Collection entries:
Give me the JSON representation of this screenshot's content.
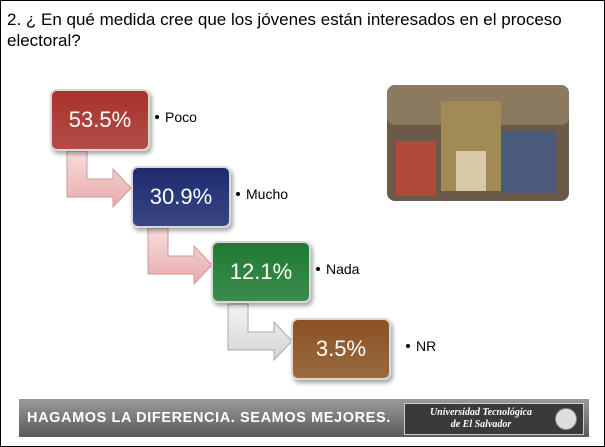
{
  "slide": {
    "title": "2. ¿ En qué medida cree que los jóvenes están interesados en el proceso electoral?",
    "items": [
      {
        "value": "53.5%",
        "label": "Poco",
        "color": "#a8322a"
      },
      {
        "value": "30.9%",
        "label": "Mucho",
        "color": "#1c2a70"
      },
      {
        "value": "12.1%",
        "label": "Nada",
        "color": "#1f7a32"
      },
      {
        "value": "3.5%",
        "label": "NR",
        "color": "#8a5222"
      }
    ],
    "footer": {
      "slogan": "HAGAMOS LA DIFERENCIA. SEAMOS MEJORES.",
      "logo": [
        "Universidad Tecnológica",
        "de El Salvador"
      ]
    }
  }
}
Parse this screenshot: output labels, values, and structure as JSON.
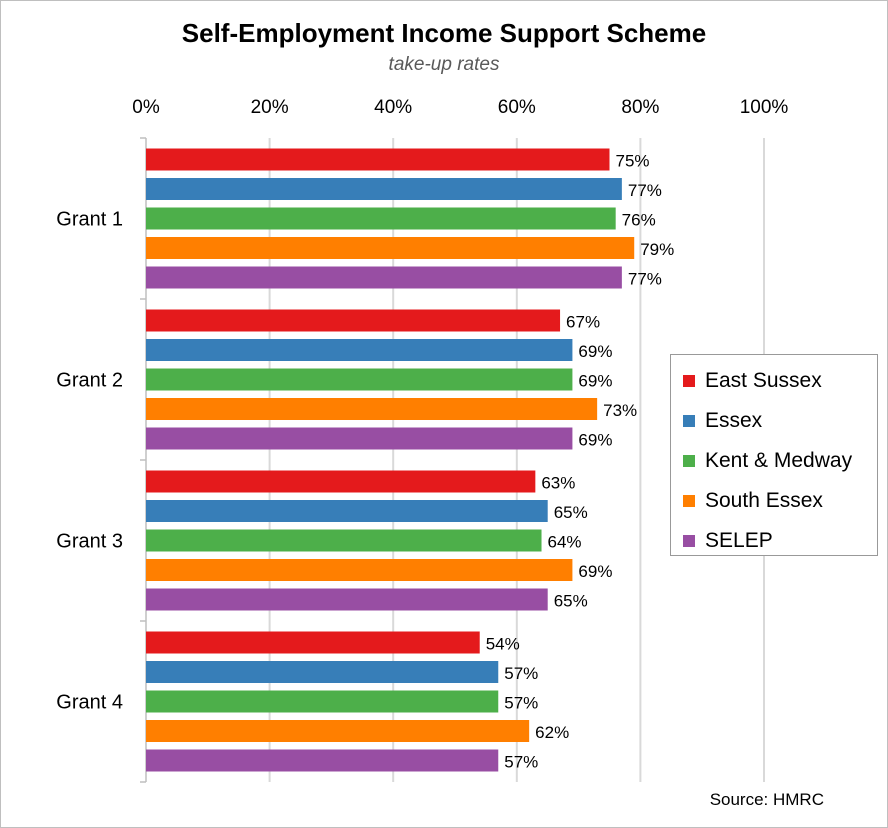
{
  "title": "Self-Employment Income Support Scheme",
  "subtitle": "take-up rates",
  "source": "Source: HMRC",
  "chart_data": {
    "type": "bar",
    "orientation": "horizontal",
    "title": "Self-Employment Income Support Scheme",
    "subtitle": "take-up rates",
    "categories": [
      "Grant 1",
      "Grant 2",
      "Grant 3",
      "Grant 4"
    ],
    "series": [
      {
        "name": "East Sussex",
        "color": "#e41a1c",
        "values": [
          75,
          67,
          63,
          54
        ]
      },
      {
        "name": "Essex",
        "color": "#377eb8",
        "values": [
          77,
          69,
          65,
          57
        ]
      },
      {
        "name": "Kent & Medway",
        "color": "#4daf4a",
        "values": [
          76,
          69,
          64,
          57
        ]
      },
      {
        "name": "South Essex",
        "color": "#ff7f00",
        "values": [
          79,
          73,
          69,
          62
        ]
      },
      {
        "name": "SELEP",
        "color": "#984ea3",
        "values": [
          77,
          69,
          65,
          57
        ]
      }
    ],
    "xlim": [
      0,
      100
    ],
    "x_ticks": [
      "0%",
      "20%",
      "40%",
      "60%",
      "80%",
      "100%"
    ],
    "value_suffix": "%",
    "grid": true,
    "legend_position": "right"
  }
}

— GIVEN EXERCISE —
Reproduce the listing word for word and omit its pictures.

— RESPONSE TO THIS TASK —
Give me the JSON representation of this screenshot's content.
{
  "slide": {
    "title": "2. ¿ En qué medida cree que los jóvenes están interesados en el proceso electoral?",
    "items": [
      {
        "value": "53.5%",
        "label": "Poco",
        "color": "#a8322a"
      },
      {
        "value": "30.9%",
        "label": "Mucho",
        "color": "#1c2a70"
      },
      {
        "value": "12.1%",
        "label": "Nada",
        "color": "#1f7a32"
      },
      {
        "value": "3.5%",
        "label": "NR",
        "color": "#8a5222"
      }
    ],
    "footer": {
      "slogan": "HAGAMOS LA DIFERENCIA. SEAMOS MEJORES.",
      "logo": [
        "Universidad Tecnológica",
        "de El Salvador"
      ]
    }
  }
}
Parse this screenshot: output labels, values, and structure as JSON.
{
  "title": "Self-Employment Income Support Scheme",
  "subtitle": "take-up rates",
  "source": "Source: HMRC",
  "chart_data": {
    "type": "bar",
    "orientation": "horizontal",
    "title": "Self-Employment Income Support Scheme",
    "subtitle": "take-up rates",
    "categories": [
      "Grant 1",
      "Grant 2",
      "Grant 3",
      "Grant 4"
    ],
    "series": [
      {
        "name": "East Sussex",
        "color": "#e41a1c",
        "values": [
          75,
          67,
          63,
          54
        ]
      },
      {
        "name": "Essex",
        "color": "#377eb8",
        "values": [
          77,
          69,
          65,
          57
        ]
      },
      {
        "name": "Kent & Medway",
        "color": "#4daf4a",
        "values": [
          76,
          69,
          64,
          57
        ]
      },
      {
        "name": "South Essex",
        "color": "#ff7f00",
        "values": [
          79,
          73,
          69,
          62
        ]
      },
      {
        "name": "SELEP",
        "color": "#984ea3",
        "values": [
          77,
          69,
          65,
          57
        ]
      }
    ],
    "xlim": [
      0,
      100
    ],
    "x_ticks": [
      "0%",
      "20%",
      "40%",
      "60%",
      "80%",
      "100%"
    ],
    "value_suffix": "%",
    "grid": true,
    "legend_position": "right"
  }
}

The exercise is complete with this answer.